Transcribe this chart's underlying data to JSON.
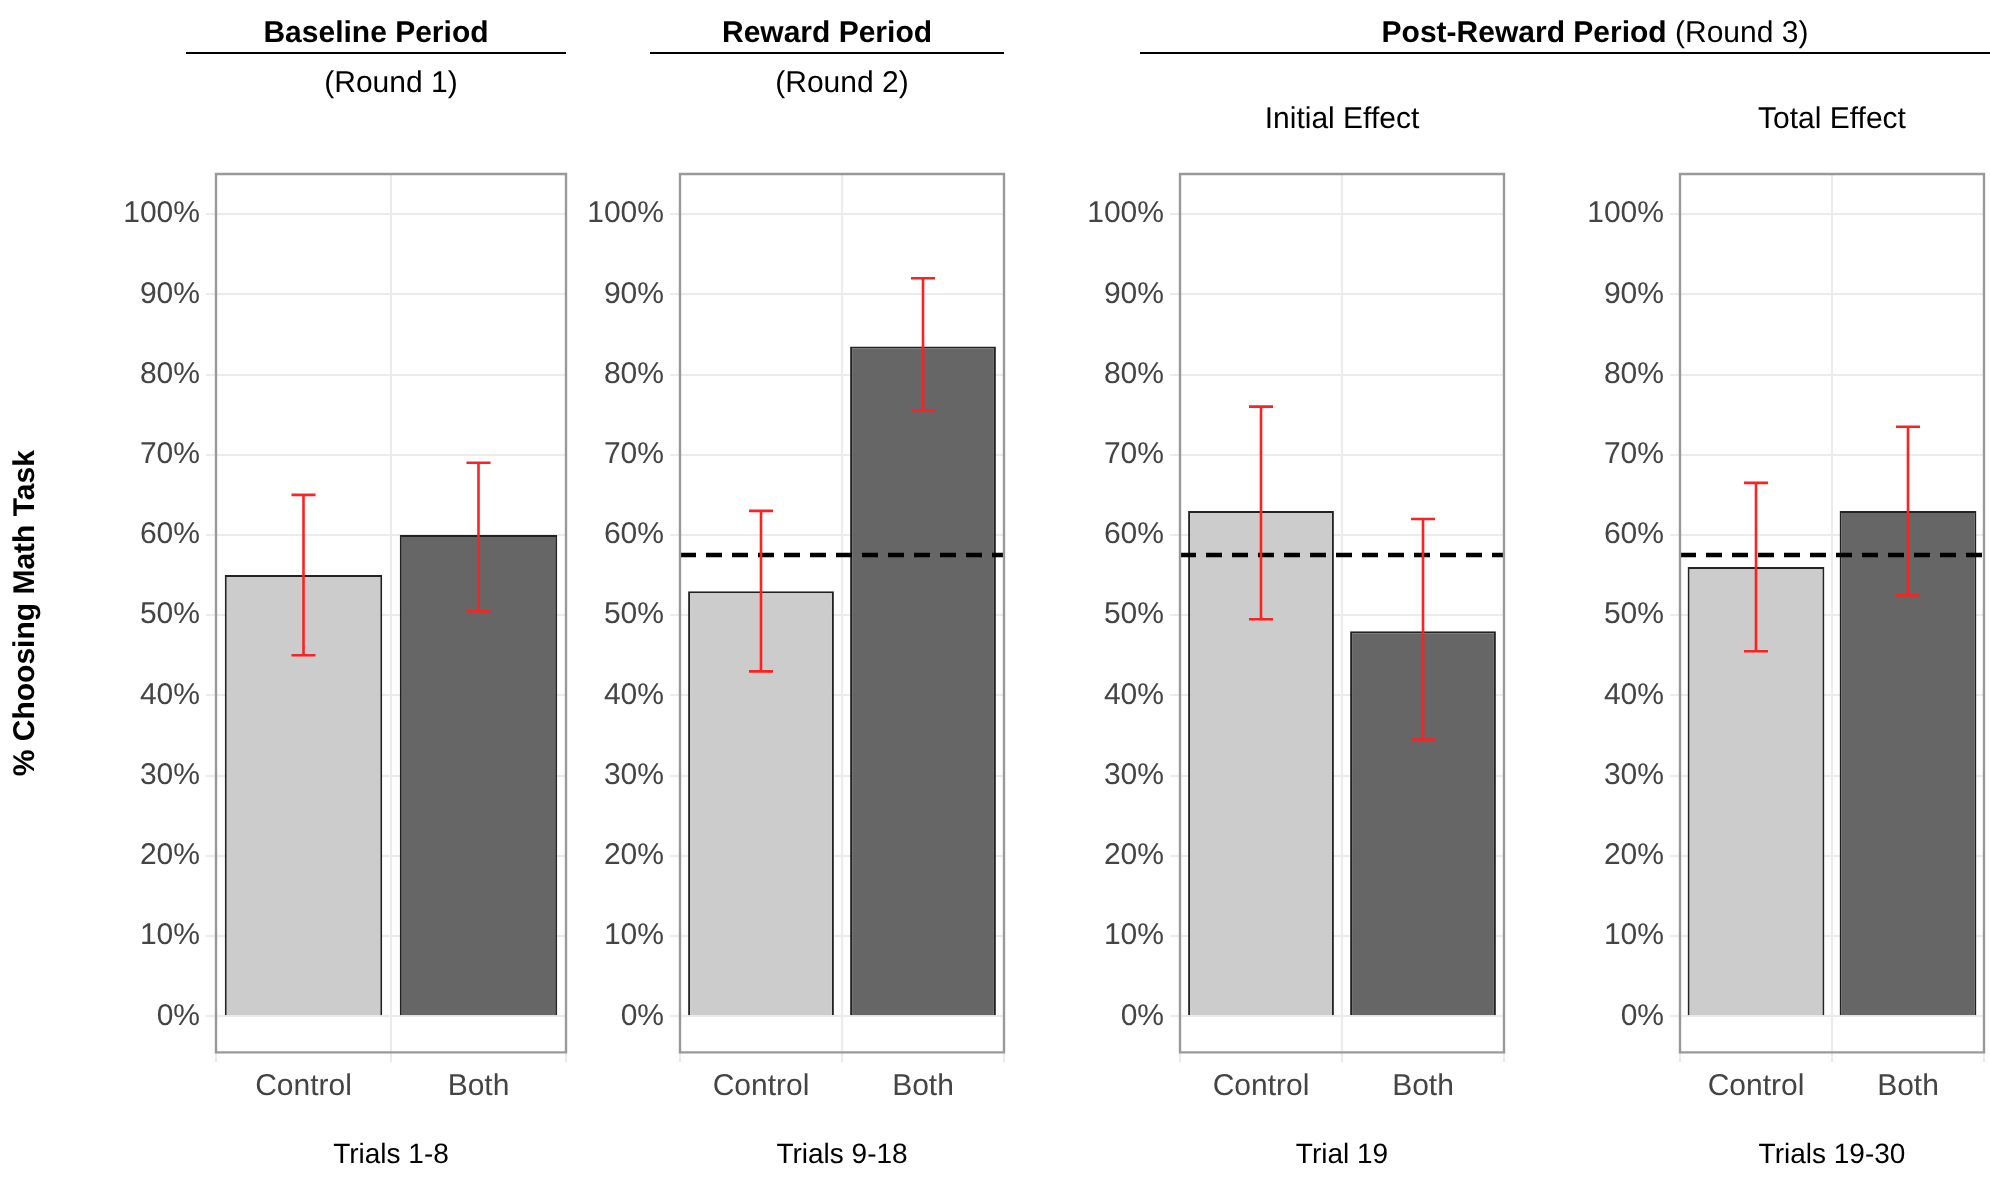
{
  "chart_data": [
    {
      "type": "bar",
      "title": "Baseline Period",
      "subtitle": "(Round 1)",
      "ylabel": "% Choosing Math Task",
      "xlabel": "Trials 1-8",
      "categories": [
        "Control",
        "Both"
      ],
      "values": [
        55,
        60
      ],
      "colors": [
        "#cccccc",
        "#666666"
      ],
      "errors": [
        [
          45,
          65
        ],
        [
          50.5,
          69
        ]
      ],
      "ylim": [
        -4.5,
        105
      ],
      "yticks": [
        {
          "value": 0,
          "label": "0%"
        },
        {
          "value": 10,
          "label": "10%"
        },
        {
          "value": 20,
          "label": "20%"
        },
        {
          "value": 30,
          "label": "30%"
        },
        {
          "value": 40,
          "label": "40%"
        },
        {
          "value": 50,
          "label": "50%"
        },
        {
          "value": 60,
          "label": "60%"
        },
        {
          "value": 70,
          "label": "70%"
        },
        {
          "value": 80,
          "label": "80%"
        },
        {
          "value": 90,
          "label": "90%"
        },
        {
          "value": 100,
          "label": "100%"
        }
      ],
      "grid": true,
      "legend": false
    },
    {
      "type": "bar",
      "title": "Reward Period",
      "subtitle": "(Round 2)",
      "xlabel": "Trials 9-18",
      "categories": [
        "Control",
        "Both"
      ],
      "values": [
        53,
        83.5
      ],
      "colors": [
        "#cccccc",
        "#666666"
      ],
      "errors": [
        [
          43,
          63
        ],
        [
          75.5,
          92
        ]
      ],
      "ylim": [
        -4.5,
        105
      ],
      "yticks": [
        {
          "value": 0,
          "label": "0%"
        },
        {
          "value": 10,
          "label": "10%"
        },
        {
          "value": 20,
          "label": "20%"
        },
        {
          "value": 30,
          "label": "30%"
        },
        {
          "value": 40,
          "label": "40%"
        },
        {
          "value": 50,
          "label": "50%"
        },
        {
          "value": 60,
          "label": "60%"
        },
        {
          "value": 70,
          "label": "70%"
        },
        {
          "value": 80,
          "label": "80%"
        },
        {
          "value": 90,
          "label": "90%"
        },
        {
          "value": 100,
          "label": "100%"
        }
      ],
      "grid": true,
      "legend": false,
      "ref_lines": [
        {
          "axis": "y",
          "value": 57.5,
          "color": "#000000",
          "line_style": "dashed"
        }
      ]
    },
    {
      "type": "bar",
      "title": "Initial Effect",
      "xlabel": "Trial 19",
      "annotations": [
        "Post-Reward Period",
        "(Round 3)"
      ],
      "categories": [
        "Control",
        "Both"
      ],
      "values": [
        63,
        48
      ],
      "colors": [
        "#cccccc",
        "#666666"
      ],
      "errors": [
        [
          49.5,
          76
        ],
        [
          34.5,
          62
        ]
      ],
      "ylim": [
        -4.5,
        105
      ],
      "yticks": [
        {
          "value": 0,
          "label": "0%"
        },
        {
          "value": 10,
          "label": "10%"
        },
        {
          "value": 20,
          "label": "20%"
        },
        {
          "value": 30,
          "label": "30%"
        },
        {
          "value": 40,
          "label": "40%"
        },
        {
          "value": 50,
          "label": "50%"
        },
        {
          "value": 60,
          "label": "60%"
        },
        {
          "value": 70,
          "label": "70%"
        },
        {
          "value": 80,
          "label": "80%"
        },
        {
          "value": 90,
          "label": "90%"
        },
        {
          "value": 100,
          "label": "100%"
        }
      ],
      "grid": true,
      "legend": false,
      "ref_lines": [
        {
          "axis": "y",
          "value": 57.5,
          "color": "#000000",
          "line_style": "dashed"
        }
      ]
    },
    {
      "type": "bar",
      "title": "Total Effect",
      "xlabel": "Trials 19-30",
      "categories": [
        "Control",
        "Both"
      ],
      "values": [
        56,
        63
      ],
      "colors": [
        "#cccccc",
        "#666666"
      ],
      "errors": [
        [
          45.5,
          66.5
        ],
        [
          52.5,
          73.5
        ]
      ],
      "ylim": [
        -4.5,
        105
      ],
      "yticks": [
        {
          "value": 0,
          "label": "0%"
        },
        {
          "value": 10,
          "label": "10%"
        },
        {
          "value": 20,
          "label": "20%"
        },
        {
          "value": 30,
          "label": "30%"
        },
        {
          "value": 40,
          "label": "40%"
        },
        {
          "value": 50,
          "label": "50%"
        },
        {
          "value": 60,
          "label": "60%"
        },
        {
          "value": 70,
          "label": "70%"
        },
        {
          "value": 80,
          "label": "80%"
        },
        {
          "value": 90,
          "label": "90%"
        },
        {
          "value": 100,
          "label": "100%"
        }
      ],
      "grid": true,
      "legend": false,
      "ref_lines": [
        {
          "axis": "y",
          "value": 57.5,
          "color": "#000000",
          "line_style": "dashed"
        }
      ]
    }
  ]
}
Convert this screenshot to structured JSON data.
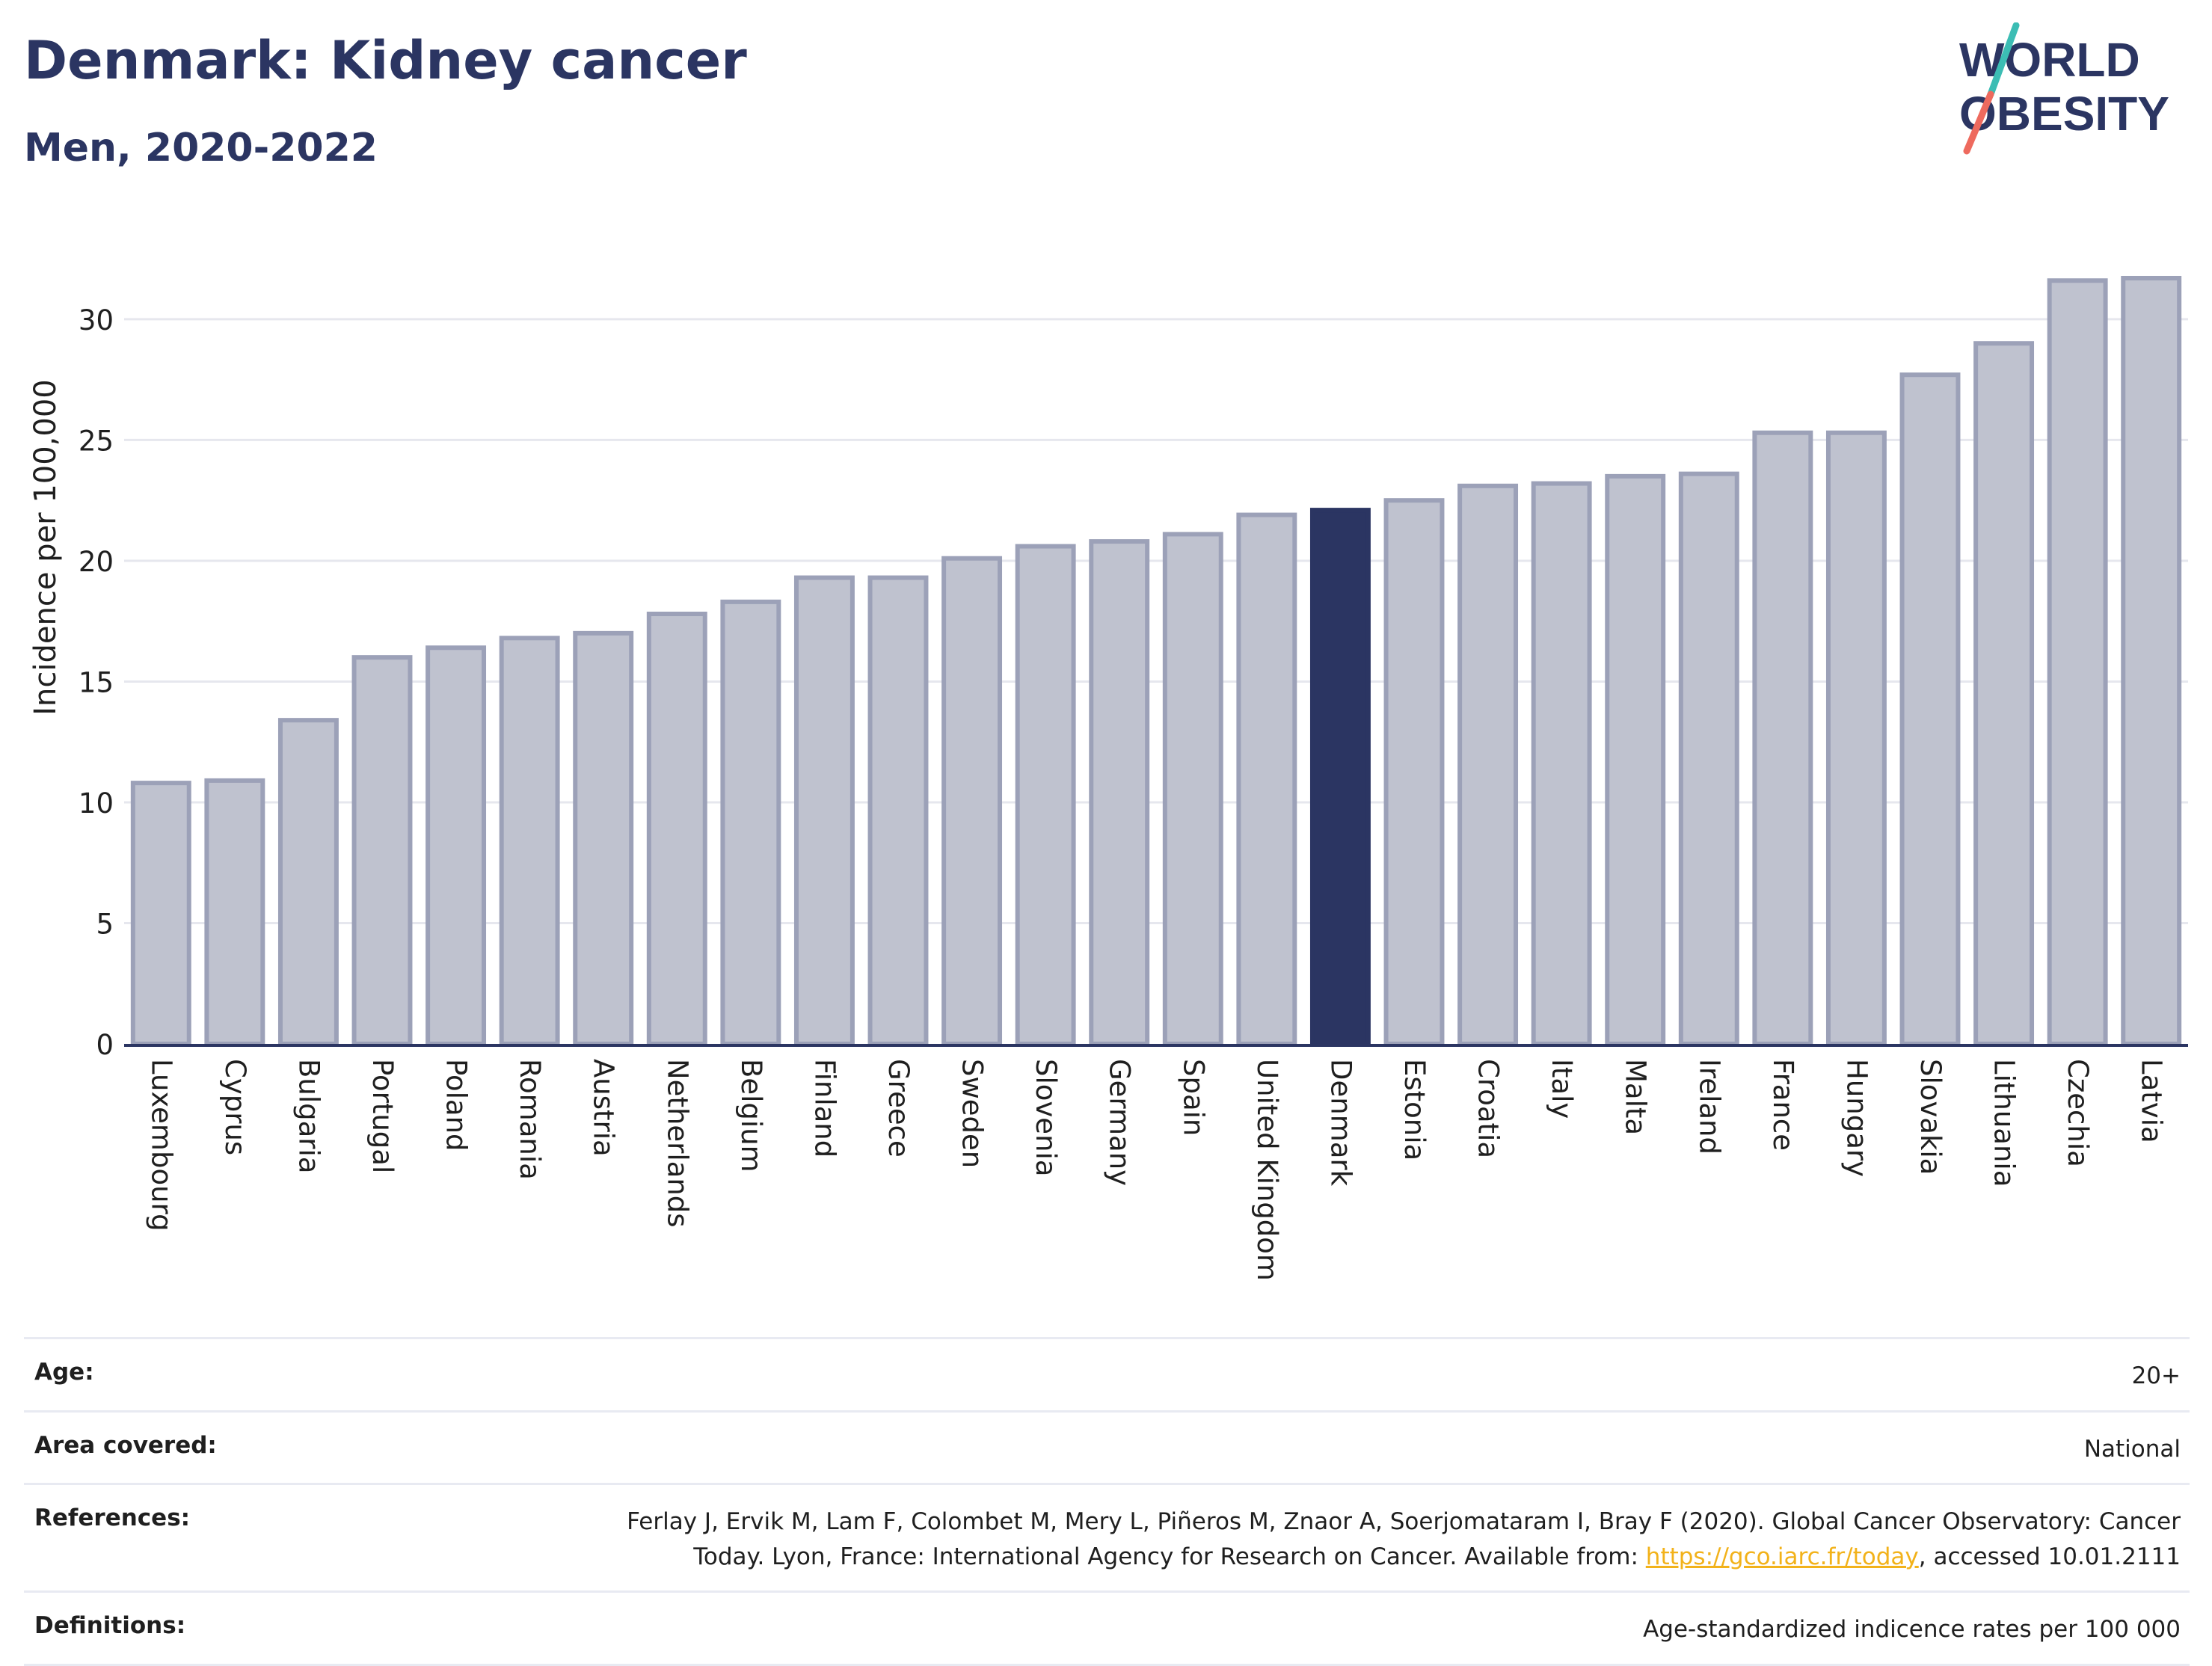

^^^^^^^^^^^^^^^^

• [WHAT IS REQUIRED]:
Using the material above, retype each entry exactly and omit the pictures.

• [OUTPUT OF THE TASK]:
Transcribe this chart's underlying data to JSON.
{
  "chart_data": [
    {
      "type": "bar",
      "title": "Baseline Period",
      "subtitle": "(Round 1)",
      "ylabel": "% Choosing Math Task",
      "xlabel": "Trials 1-8",
      "categories": [
        "Control",
        "Both"
      ],
      "values": [
        55,
        60
      ],
      "colors": [
        "#cccccc",
        "#666666"
      ],
      "errors": [
        [
          45,
          65
        ],
        [
          50.5,
          69
        ]
      ],
      "ylim": [
        -4.5,
        105
      ],
      "yticks": [
        {
          "value": 0,
          "label": "0%"
        },
        {
          "value": 10,
          "label": "10%"
        },
        {
          "value": 20,
          "label": "20%"
        },
        {
          "value": 30,
          "label": "30%"
        },
        {
          "value": 40,
          "label": "40%"
        },
        {
          "value": 50,
          "label": "50%"
        },
        {
          "value": 60,
          "label": "60%"
        },
        {
          "value": 70,
          "label": "70%"
        },
        {
          "value": 80,
          "label": "80%"
        },
        {
          "value": 90,
          "label": "90%"
        },
        {
          "value": 100,
          "label": "100%"
        }
      ],
      "grid": true,
      "legend": false
    },
    {
      "type": "bar",
      "title": "Reward Period",
      "subtitle": "(Round 2)",
      "xlabel": "Trials 9-18",
      "categories": [
        "Control",
        "Both"
      ],
      "values": [
        53,
        83.5
      ],
      "colors": [
        "#cccccc",
        "#666666"
      ],
      "errors": [
        [
          43,
          63
        ],
        [
          75.5,
          92
        ]
      ],
      "ylim": [
        -4.5,
        105
      ],
      "yticks": [
        {
          "value": 0,
          "label": "0%"
        },
        {
          "value": 10,
          "label": "10%"
        },
        {
          "value": 20,
          "label": "20%"
        },
        {
          "value": 30,
          "label": "30%"
        },
        {
          "value": 40,
          "label": "40%"
        },
        {
          "value": 50,
          "label": "50%"
        },
        {
          "value": 60,
          "label": "60%"
        },
        {
          "value": 70,
          "label": "70%"
        },
        {
          "value": 80,
          "label": "80%"
        },
        {
          "value": 90,
          "label": "90%"
        },
        {
          "value": 100,
          "label": "100%"
        }
      ],
      "grid": true,
      "legend": false,
      "ref_lines": [
        {
          "axis": "y",
          "value": 57.5,
          "color": "#000000",
          "line_style": "dashed"
        }
      ]
    },
    {
      "type": "bar",
      "title": "Initial Effect",
      "xlabel": "Trial 19",
      "annotations": [
        "Post-Reward Period",
        "(Round 3)"
      ],
      "categories": [
        "Control",
        "Both"
      ],
      "values": [
        63,
        48
      ],
      "colors": [
        "#cccccc",
        "#666666"
      ],
      "errors": [
        [
          49.5,
          76
        ],
        [
          34.5,
          62
        ]
      ],
      "ylim": [
        -4.5,
        105
      ],
      "yticks": [
        {
          "value": 0,
          "label": "0%"
        },
        {
          "value": 10,
          "label": "10%"
        },
        {
          "value": 20,
          "label": "20%"
        },
        {
          "value": 30,
          "label": "30%"
        },
        {
          "value": 40,
          "label": "40%"
        },
        {
          "value": 50,
          "label": "50%"
        },
        {
          "value": 60,
          "label": "60%"
        },
        {
          "value": 70,
          "label": "70%"
        },
        {
          "value": 80,
          "label": "80%"
        },
        {
          "value": 90,
          "label": "90%"
        },
        {
          "value": 100,
          "label": "100%"
        }
      ],
      "grid": true,
      "legend": false,
      "ref_lines": [
        {
          "axis": "y",
          "value": 57.5,
          "color": "#000000",
          "line_style": "dashed"
        }
      ]
    },
    {
      "type": "bar",
      "title": "Total Effect",
      "xlabel": "Trials 19-30",
      "categories": [
        "Control",
        "Both"
      ],
      "values": [
        56,
        63
      ],
      "colors": [
        "#cccccc",
        "#666666"
      ],
      "errors": [
        [
          45.5,
          66.5
        ],
        [
          52.5,
          73.5
        ]
      ],
      "ylim": [
        -4.5,
        105
      ],
      "yticks": [
        {
          "value": 0,
          "label": "0%"
        },
        {
          "value": 10,
          "label": "10%"
        },
        {
          "value": 20,
          "label": "20%"
        },
        {
          "value": 30,
          "label": "30%"
        },
        {
          "value": 40,
          "label": "40%"
        },
        {
          "value": 50,
          "label": "50%"
        },
        {
          "value": 60,
          "label": "60%"
        },
        {
          "value": 70,
          "label": "70%"
        },
        {
          "value": 80,
          "label": "80%"
        },
        {
          "value": 90,
          "label": "90%"
        },
        {
          "value": 100,
          "label": "100%"
        }
      ],
      "grid": true,
      "legend": false,
      "ref_lines": [
        {
          "axis": "y",
          "value": 57.5,
          "color": "#000000",
          "line_style": "dashed"
        }
      ]
    }
  ]
}
Convert this screenshot to structured JSON data.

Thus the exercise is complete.